Exercise prompt:
Extract from the listing each line in which the word "username" appears.

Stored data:

* BEGIN *

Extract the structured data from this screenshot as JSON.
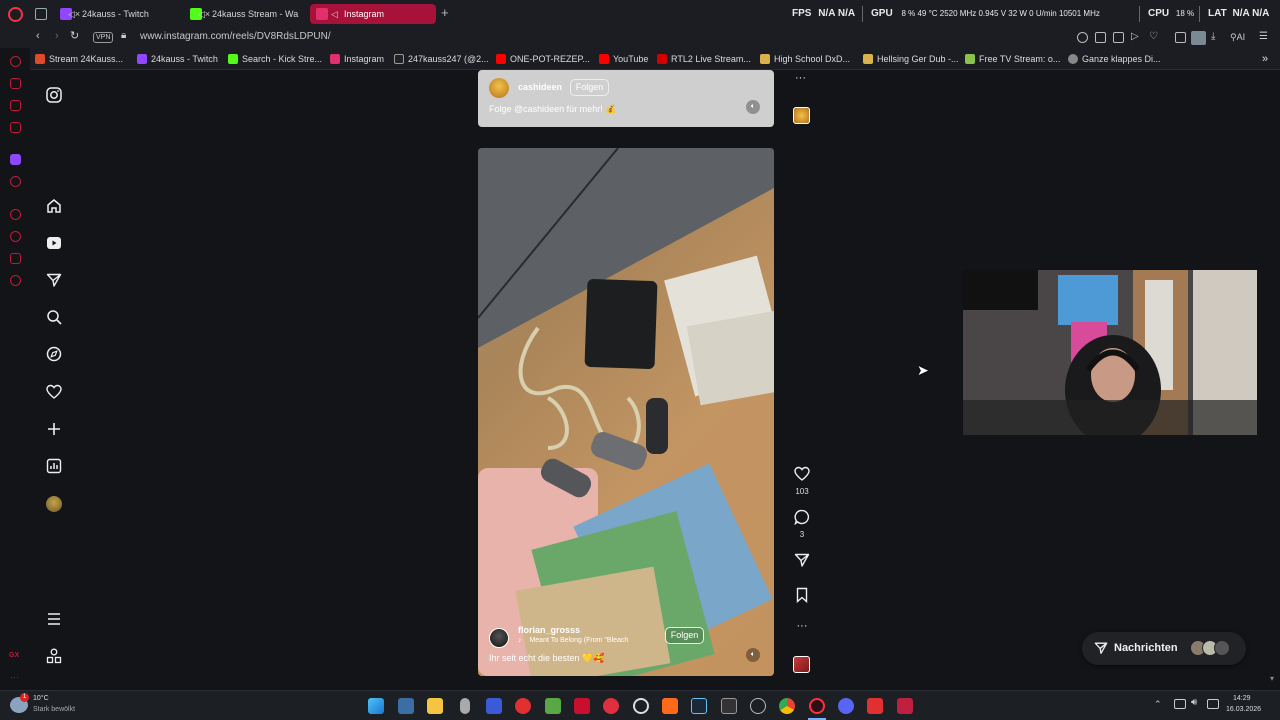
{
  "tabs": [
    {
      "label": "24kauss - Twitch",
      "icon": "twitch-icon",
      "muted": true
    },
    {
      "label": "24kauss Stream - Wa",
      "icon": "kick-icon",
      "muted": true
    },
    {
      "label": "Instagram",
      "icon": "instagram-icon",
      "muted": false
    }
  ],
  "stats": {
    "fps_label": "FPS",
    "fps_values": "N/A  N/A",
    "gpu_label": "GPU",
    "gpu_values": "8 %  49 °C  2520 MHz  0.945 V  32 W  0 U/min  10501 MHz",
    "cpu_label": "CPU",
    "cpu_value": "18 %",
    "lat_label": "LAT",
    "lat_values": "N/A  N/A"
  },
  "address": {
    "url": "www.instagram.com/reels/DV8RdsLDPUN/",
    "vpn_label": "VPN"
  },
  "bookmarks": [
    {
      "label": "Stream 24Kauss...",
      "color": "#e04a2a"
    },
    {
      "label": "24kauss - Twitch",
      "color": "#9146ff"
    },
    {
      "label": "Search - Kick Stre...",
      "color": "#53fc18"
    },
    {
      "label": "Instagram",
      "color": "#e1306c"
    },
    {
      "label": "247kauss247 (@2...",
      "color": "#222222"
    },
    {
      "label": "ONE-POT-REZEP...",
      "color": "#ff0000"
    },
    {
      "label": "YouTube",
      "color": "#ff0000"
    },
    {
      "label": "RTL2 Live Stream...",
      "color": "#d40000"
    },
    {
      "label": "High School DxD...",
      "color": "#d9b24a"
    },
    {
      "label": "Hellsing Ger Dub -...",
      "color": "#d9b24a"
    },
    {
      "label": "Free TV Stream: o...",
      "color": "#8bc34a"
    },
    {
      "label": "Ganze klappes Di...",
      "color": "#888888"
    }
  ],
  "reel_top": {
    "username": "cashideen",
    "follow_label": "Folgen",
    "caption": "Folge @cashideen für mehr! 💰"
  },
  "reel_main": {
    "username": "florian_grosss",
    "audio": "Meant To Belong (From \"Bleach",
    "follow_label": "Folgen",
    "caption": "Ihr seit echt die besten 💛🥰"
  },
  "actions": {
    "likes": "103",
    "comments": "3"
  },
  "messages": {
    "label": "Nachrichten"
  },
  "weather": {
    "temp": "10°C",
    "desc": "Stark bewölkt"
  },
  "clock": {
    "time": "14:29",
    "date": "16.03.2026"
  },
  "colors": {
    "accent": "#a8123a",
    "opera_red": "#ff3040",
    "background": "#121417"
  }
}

* END *

Correct result:
    "username": "cashideen",
    "username": "florian_grosss",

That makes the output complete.